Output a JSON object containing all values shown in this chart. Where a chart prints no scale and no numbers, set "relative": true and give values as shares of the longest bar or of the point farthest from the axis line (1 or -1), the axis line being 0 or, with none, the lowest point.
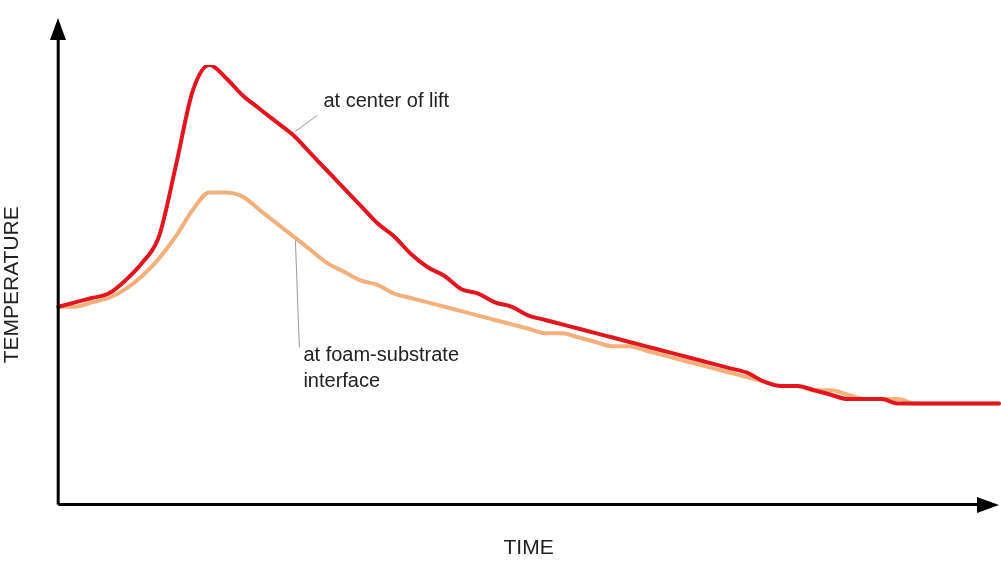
{
  "chart_data": {
    "type": "line",
    "relative": true,
    "xlabel": "TIME",
    "ylabel": "TEMPERATURE",
    "legend": false,
    "grid": false,
    "marker": "none",
    "line_style": "solid",
    "categories": [
      null,
      null,
      null,
      null,
      null,
      null,
      null,
      null,
      null,
      null,
      null,
      null,
      null,
      null,
      null,
      null,
      null,
      null,
      null,
      null,
      null,
      null,
      null,
      null,
      null,
      null,
      null,
      null,
      null,
      null,
      null,
      null,
      null,
      null,
      null,
      null,
      null,
      null,
      null,
      null,
      null,
      null,
      null,
      null,
      null,
      null,
      null,
      null,
      null,
      null,
      null,
      null,
      null,
      null,
      null,
      null,
      null
    ],
    "series": [
      {
        "name": "at center of lift",
        "color": "#e3161e",
        "values": [
          0.45,
          0.46,
          0.47,
          0.48,
          0.51,
          0.55,
          0.61,
          0.77,
          0.94,
          1,
          0.97,
          0.93,
          0.9,
          0.87,
          0.84,
          0.8,
          0.76,
          0.72,
          0.68,
          0.64,
          0.61,
          0.57,
          0.54,
          0.52,
          0.49,
          0.48,
          0.46,
          0.45,
          0.43,
          0.42,
          0.41,
          0.4,
          0.39,
          0.38,
          0.37,
          0.36,
          0.35,
          0.34,
          0.33,
          0.32,
          0.31,
          0.3,
          0.28,
          0.27,
          0.27,
          0.26,
          0.25,
          0.24,
          0.24,
          0.24,
          0.23,
          0.23,
          0.23,
          0.23,
          0.23,
          0.23,
          0.23
        ]
      },
      {
        "name": "at foam-substrate interface",
        "color": "#f4b07a",
        "values": [
          0.45,
          0.45,
          0.46,
          0.47,
          0.49,
          0.52,
          0.56,
          0.61,
          0.67,
          0.71,
          0.71,
          0.7,
          0.67,
          0.64,
          0.61,
          0.58,
          0.55,
          0.53,
          0.51,
          0.5,
          0.48,
          0.47,
          0.46,
          0.45,
          0.44,
          0.43,
          0.42,
          0.41,
          0.4,
          0.39,
          0.39,
          0.38,
          0.37,
          0.36,
          0.36,
          0.35,
          0.34,
          0.33,
          0.32,
          0.31,
          0.3,
          0.29,
          0.28,
          0.27,
          0.27,
          0.26,
          0.26,
          0.25,
          0.24,
          0.24,
          0.24,
          0.23,
          0.23,
          0.23,
          0.23,
          0.23,
          0.23
        ]
      }
    ]
  }
}
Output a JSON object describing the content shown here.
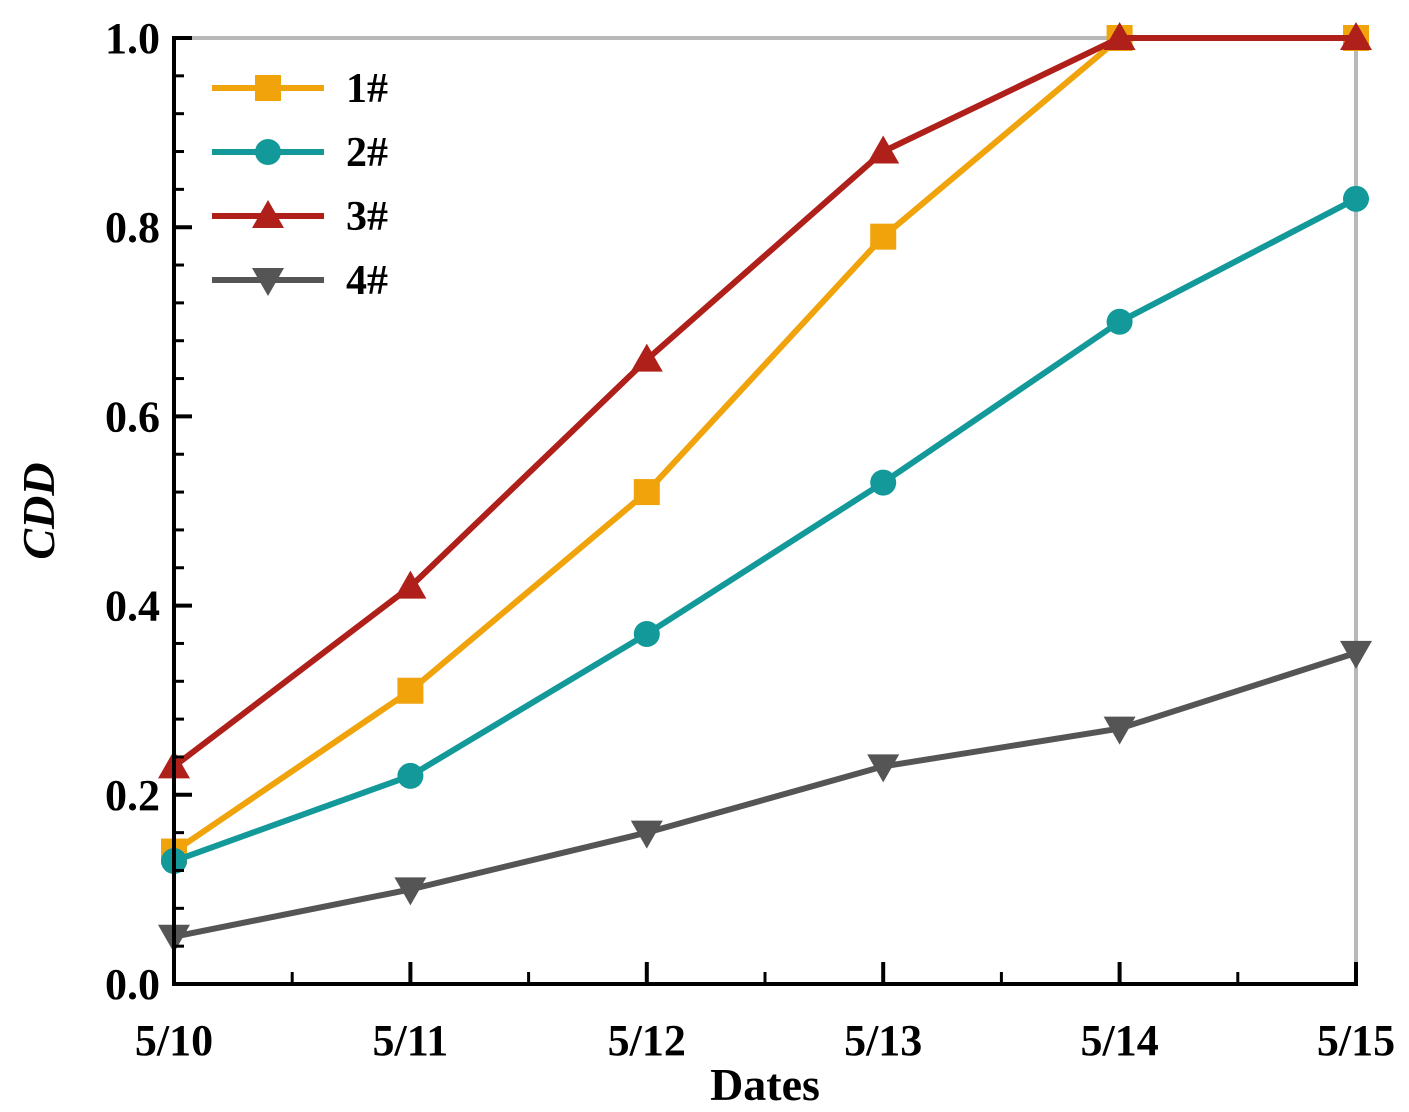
{
  "chart_data": {
    "type": "line",
    "title": "",
    "xlabel": "Dates",
    "ylabel": "CDD",
    "categories": [
      "5/10",
      "5/11",
      "5/12",
      "5/13",
      "5/14",
      "5/15"
    ],
    "ylim": [
      0.0,
      1.0
    ],
    "yticks": [
      "0.0",
      "0.2",
      "0.4",
      "0.6",
      "0.8",
      "1.0"
    ],
    "grid": false,
    "legend_position": "top-left",
    "series": [
      {
        "name": "1#",
        "marker": "square",
        "color": "#F0A30A",
        "values": [
          0.14,
          0.31,
          0.52,
          0.79,
          1.0,
          1.0
        ]
      },
      {
        "name": "2#",
        "marker": "circle",
        "color": "#13999A",
        "values": [
          0.13,
          0.22,
          0.37,
          0.53,
          0.7,
          0.83
        ]
      },
      {
        "name": "3#",
        "marker": "triangle-up",
        "color": "#B0201A",
        "values": [
          0.23,
          0.42,
          0.66,
          0.88,
          1.0,
          1.0
        ]
      },
      {
        "name": "4#",
        "marker": "triangle-down",
        "color": "#555555",
        "values": [
          0.05,
          0.1,
          0.16,
          0.23,
          0.27,
          0.35
        ]
      }
    ]
  }
}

Written problem> Retype each record exactly as it stands, but do not include the pictures.

Answer to this problem>
Output a JSON object containing all values shown in this chart. Where a chart prints no scale and no numbers, set "relative": true and give values as shares of the longest bar or of the point farthest from the axis line (1 or -1), the axis line being 0 or, with none, the lowest point.
{
  "chart_data": {
    "type": "line",
    "relative": true,
    "xlabel": "TIME",
    "ylabel": "TEMPERATURE",
    "legend": false,
    "grid": false,
    "marker": "none",
    "line_style": "solid",
    "categories": [
      null,
      null,
      null,
      null,
      null,
      null,
      null,
      null,
      null,
      null,
      null,
      null,
      null,
      null,
      null,
      null,
      null,
      null,
      null,
      null,
      null,
      null,
      null,
      null,
      null,
      null,
      null,
      null,
      null,
      null,
      null,
      null,
      null,
      null,
      null,
      null,
      null,
      null,
      null,
      null,
      null,
      null,
      null,
      null,
      null,
      null,
      null,
      null,
      null,
      null,
      null,
      null,
      null,
      null,
      null,
      null,
      null
    ],
    "series": [
      {
        "name": "at center of lift",
        "color": "#e3161e",
        "values": [
          0.45,
          0.46,
          0.47,
          0.48,
          0.51,
          0.55,
          0.61,
          0.77,
          0.94,
          1,
          0.97,
          0.93,
          0.9,
          0.87,
          0.84,
          0.8,
          0.76,
          0.72,
          0.68,
          0.64,
          0.61,
          0.57,
          0.54,
          0.52,
          0.49,
          0.48,
          0.46,
          0.45,
          0.43,
          0.42,
          0.41,
          0.4,
          0.39,
          0.38,
          0.37,
          0.36,
          0.35,
          0.34,
          0.33,
          0.32,
          0.31,
          0.3,
          0.28,
          0.27,
          0.27,
          0.26,
          0.25,
          0.24,
          0.24,
          0.24,
          0.23,
          0.23,
          0.23,
          0.23,
          0.23,
          0.23,
          0.23
        ]
      },
      {
        "name": "at foam-substrate interface",
        "color": "#f4b07a",
        "values": [
          0.45,
          0.45,
          0.46,
          0.47,
          0.49,
          0.52,
          0.56,
          0.61,
          0.67,
          0.71,
          0.71,
          0.7,
          0.67,
          0.64,
          0.61,
          0.58,
          0.55,
          0.53,
          0.51,
          0.5,
          0.48,
          0.47,
          0.46,
          0.45,
          0.44,
          0.43,
          0.42,
          0.41,
          0.4,
          0.39,
          0.39,
          0.38,
          0.37,
          0.36,
          0.36,
          0.35,
          0.34,
          0.33,
          0.32,
          0.31,
          0.3,
          0.29,
          0.28,
          0.27,
          0.27,
          0.26,
          0.26,
          0.25,
          0.24,
          0.24,
          0.24,
          0.23,
          0.23,
          0.23,
          0.23,
          0.23,
          0.23
        ]
      }
    ]
  }
}
Output a JSON object describing the content shown here.
{
  "chart_data": {
    "type": "line",
    "title": "",
    "xlabel": "Dates",
    "ylabel": "CDD",
    "categories": [
      "5/10",
      "5/11",
      "5/12",
      "5/13",
      "5/14",
      "5/15"
    ],
    "ylim": [
      0.0,
      1.0
    ],
    "yticks": [
      "0.0",
      "0.2",
      "0.4",
      "0.6",
      "0.8",
      "1.0"
    ],
    "grid": false,
    "legend_position": "top-left",
    "series": [
      {
        "name": "1#",
        "marker": "square",
        "color": "#F0A30A",
        "values": [
          0.14,
          0.31,
          0.52,
          0.79,
          1.0,
          1.0
        ]
      },
      {
        "name": "2#",
        "marker": "circle",
        "color": "#13999A",
        "values": [
          0.13,
          0.22,
          0.37,
          0.53,
          0.7,
          0.83
        ]
      },
      {
        "name": "3#",
        "marker": "triangle-up",
        "color": "#B0201A",
        "values": [
          0.23,
          0.42,
          0.66,
          0.88,
          1.0,
          1.0
        ]
      },
      {
        "name": "4#",
        "marker": "triangle-down",
        "color": "#555555",
        "values": [
          0.05,
          0.1,
          0.16,
          0.23,
          0.27,
          0.35
        ]
      }
    ]
  }
}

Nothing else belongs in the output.